In the entries below, find every line holding the string "icon" and collect it.

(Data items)
● ● ● ● ● ● ●
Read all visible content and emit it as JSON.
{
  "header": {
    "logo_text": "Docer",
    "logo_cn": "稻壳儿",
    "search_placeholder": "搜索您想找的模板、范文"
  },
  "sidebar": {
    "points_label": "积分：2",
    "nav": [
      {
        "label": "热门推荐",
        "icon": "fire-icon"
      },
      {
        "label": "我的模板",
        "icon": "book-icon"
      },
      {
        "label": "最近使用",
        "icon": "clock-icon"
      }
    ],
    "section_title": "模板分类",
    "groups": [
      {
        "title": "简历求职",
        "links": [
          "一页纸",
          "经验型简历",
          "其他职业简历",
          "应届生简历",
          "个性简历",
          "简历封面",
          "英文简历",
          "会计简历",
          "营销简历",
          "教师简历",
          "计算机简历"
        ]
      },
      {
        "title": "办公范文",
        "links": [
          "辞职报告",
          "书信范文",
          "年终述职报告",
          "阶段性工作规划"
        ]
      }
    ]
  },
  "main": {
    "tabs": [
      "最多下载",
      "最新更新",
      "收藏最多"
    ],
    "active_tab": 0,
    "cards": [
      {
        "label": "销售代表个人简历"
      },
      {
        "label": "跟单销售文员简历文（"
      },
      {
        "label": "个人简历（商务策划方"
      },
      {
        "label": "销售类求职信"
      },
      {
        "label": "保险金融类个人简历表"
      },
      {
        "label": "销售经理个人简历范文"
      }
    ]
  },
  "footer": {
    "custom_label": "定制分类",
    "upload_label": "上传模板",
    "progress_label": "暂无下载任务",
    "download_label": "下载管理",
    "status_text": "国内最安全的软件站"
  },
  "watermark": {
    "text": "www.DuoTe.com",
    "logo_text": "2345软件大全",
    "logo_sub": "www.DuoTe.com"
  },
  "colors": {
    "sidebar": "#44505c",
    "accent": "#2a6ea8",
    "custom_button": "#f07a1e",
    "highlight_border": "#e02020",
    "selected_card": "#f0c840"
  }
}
● ● ● ● ● ● ●
SOLUTION TO THE EXERCISE:
        "icon": "fire-icon"
        "icon": "book-icon"
        "icon": "clock-icon"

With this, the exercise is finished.